WHAT YOU WILL DO:
Output each line of the material exactly as it stands.

ITEMS:
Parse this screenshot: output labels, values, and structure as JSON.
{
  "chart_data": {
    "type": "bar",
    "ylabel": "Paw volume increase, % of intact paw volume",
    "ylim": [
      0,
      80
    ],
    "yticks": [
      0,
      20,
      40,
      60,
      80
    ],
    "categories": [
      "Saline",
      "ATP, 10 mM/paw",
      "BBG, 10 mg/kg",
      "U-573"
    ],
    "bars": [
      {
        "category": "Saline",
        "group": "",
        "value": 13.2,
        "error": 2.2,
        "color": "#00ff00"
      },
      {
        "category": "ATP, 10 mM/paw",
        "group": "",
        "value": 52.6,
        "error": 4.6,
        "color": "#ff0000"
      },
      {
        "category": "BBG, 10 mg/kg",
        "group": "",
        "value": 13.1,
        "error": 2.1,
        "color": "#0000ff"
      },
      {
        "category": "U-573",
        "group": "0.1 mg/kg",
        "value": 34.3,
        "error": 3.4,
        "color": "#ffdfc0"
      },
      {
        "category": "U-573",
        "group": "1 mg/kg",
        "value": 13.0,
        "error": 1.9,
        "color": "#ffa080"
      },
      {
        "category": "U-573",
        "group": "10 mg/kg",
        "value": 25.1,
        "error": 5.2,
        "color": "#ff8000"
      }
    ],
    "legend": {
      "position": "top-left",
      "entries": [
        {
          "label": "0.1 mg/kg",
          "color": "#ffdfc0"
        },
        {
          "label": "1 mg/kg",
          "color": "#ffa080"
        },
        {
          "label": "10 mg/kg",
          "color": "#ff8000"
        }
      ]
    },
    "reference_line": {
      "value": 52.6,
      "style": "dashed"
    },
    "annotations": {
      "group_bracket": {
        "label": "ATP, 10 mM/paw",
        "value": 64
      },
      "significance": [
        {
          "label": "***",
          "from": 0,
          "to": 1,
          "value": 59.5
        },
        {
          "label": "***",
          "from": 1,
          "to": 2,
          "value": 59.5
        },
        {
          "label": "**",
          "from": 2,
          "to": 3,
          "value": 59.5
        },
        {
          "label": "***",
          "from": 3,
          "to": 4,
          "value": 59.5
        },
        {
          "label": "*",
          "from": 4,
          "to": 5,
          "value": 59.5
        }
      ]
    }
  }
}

RESULT OF THE EXERCISE:
Parse this screenshot: output labels, values, and structure as JSON.
{
  "chart_data": {
    "type": "bar",
    "ylabel": "Paw volume increase, % of intact paw volume",
    "ylim": [
      0,
      80
    ],
    "yticks": [
      0,
      20,
      40,
      60,
      80
    ],
    "categories": [
      "Saline",
      "ATP, 10 mM/paw",
      "BBG, 10 mg/kg",
      "U-573"
    ],
    "bars": [
      {
        "category": "Saline",
        "group": "",
        "value": 13.2,
        "error": 2.2,
        "color": "#00ff00"
      },
      {
        "category": "ATP, 10 mM/paw",
        "group": "",
        "value": 52.6,
        "error": 4.6,
        "color": "#ff0000"
      },
      {
        "category": "BBG, 10 mg/kg",
        "group": "",
        "value": 13.1,
        "error": 2.1,
        "color": "#0000ff"
      },
      {
        "category": "U-573",
        "group": "0.1 mg/kg",
        "value": 34.3,
        "error": 3.4,
        "color": "#ffdfc0"
      },
      {
        "category": "U-573",
        "group": "1 mg/kg",
        "value": 13.0,
        "error": 1.9,
        "color": "#ffa080"
      },
      {
        "category": "U-573",
        "group": "10 mg/kg",
        "value": 25.1,
        "error": 5.2,
        "color": "#ff8000"
      }
    ],
    "legend": {
      "position": "top-left",
      "entries": [
        {
          "label": "0.1 mg/kg",
          "color": "#ffdfc0"
        },
        {
          "label": "1 mg/kg",
          "color": "#ffa080"
        },
        {
          "label": "10 mg/kg",
          "color": "#ff8000"
        }
      ]
    },
    "reference_line": {
      "value": 52.6,
      "style": "dashed"
    },
    "annotations": {
      "group_bracket": {
        "label": "ATP, 10 mM/paw",
        "value": 64
      },
      "significance": [
        {
          "label": "***",
          "from": 0,
          "to": 1,
          "value": 59.5
        },
        {
          "label": "***",
          "from": 1,
          "to": 2,
          "value": 59.5
        },
        {
          "label": "**",
          "from": 2,
          "to": 3,
          "value": 59.5
        },
        {
          "label": "***",
          "from": 3,
          "to": 4,
          "value": 59.5
        },
        {
          "label": "*",
          "from": 4,
          "to": 5,
          "value": 59.5
        }
      ]
    }
  }
}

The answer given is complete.